What you will do:
Write the data out again exactly, with no pictures.

Data to use:
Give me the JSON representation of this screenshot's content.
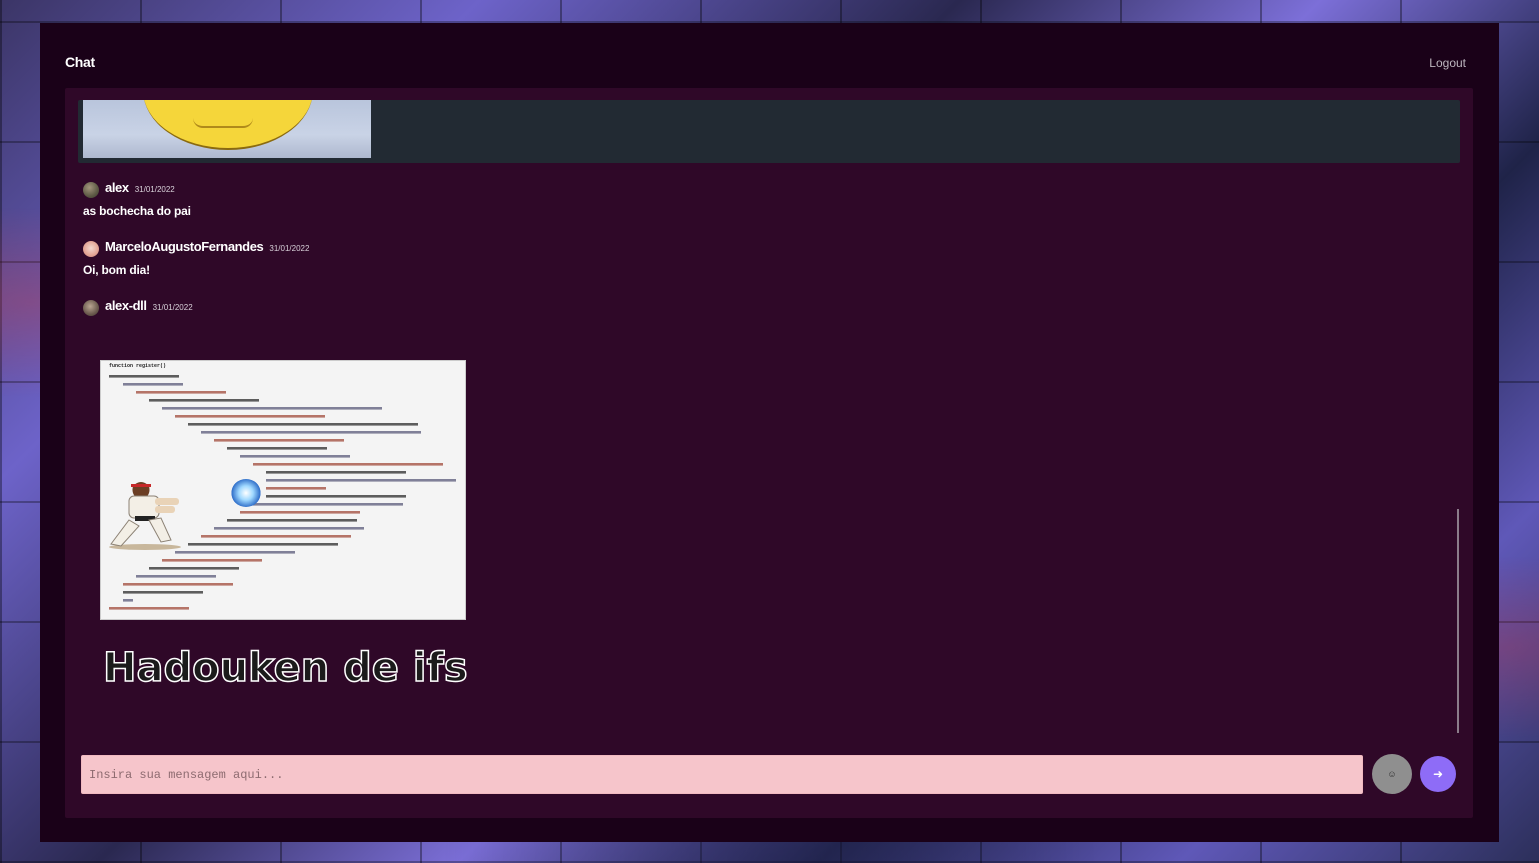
{
  "header": {
    "title": "Chat",
    "logout_label": "Logout"
  },
  "messages": [
    {
      "username": "alex",
      "date": "31/01/2022",
      "text": "as bochecha do pai"
    },
    {
      "username": "MarceloAugustoFernandes",
      "date": "31/01/2022",
      "text": "Oi, bom dia!"
    },
    {
      "username": "alex-dll",
      "date": "31/01/2022",
      "text": ""
    }
  ],
  "meme": {
    "caption": "Hadouken de ifs",
    "code_header": "function register()"
  },
  "composer": {
    "placeholder": "Insira sua mensagem aqui...",
    "value": ""
  },
  "icons": {
    "emoji_button": "emoji-icon",
    "send_button": "arrow-right-icon"
  },
  "colors": {
    "app_background": "#1a0118",
    "chat_panel": "#2f0828",
    "input_background": "#f6c5cb",
    "send_button": "#8e6cf7",
    "emoji_button": "#8f8f8f"
  }
}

Full output:
Give me the JSON representation of this screenshot's content.
{
  "header": {
    "title": "Chat",
    "logout_label": "Logout"
  },
  "messages": [
    {
      "username": "alex",
      "date": "31/01/2022",
      "text": "as bochecha do pai"
    },
    {
      "username": "MarceloAugustoFernandes",
      "date": "31/01/2022",
      "text": "Oi, bom dia!"
    },
    {
      "username": "alex-dll",
      "date": "31/01/2022",
      "text": ""
    }
  ],
  "meme": {
    "caption": "Hadouken de ifs",
    "code_header": "function register()"
  },
  "composer": {
    "placeholder": "Insira sua mensagem aqui...",
    "value": ""
  },
  "icons": {
    "emoji_button": "emoji-icon",
    "send_button": "arrow-right-icon"
  },
  "colors": {
    "app_background": "#1a0118",
    "chat_panel": "#2f0828",
    "input_background": "#f6c5cb",
    "send_button": "#8e6cf7",
    "emoji_button": "#8f8f8f"
  }
}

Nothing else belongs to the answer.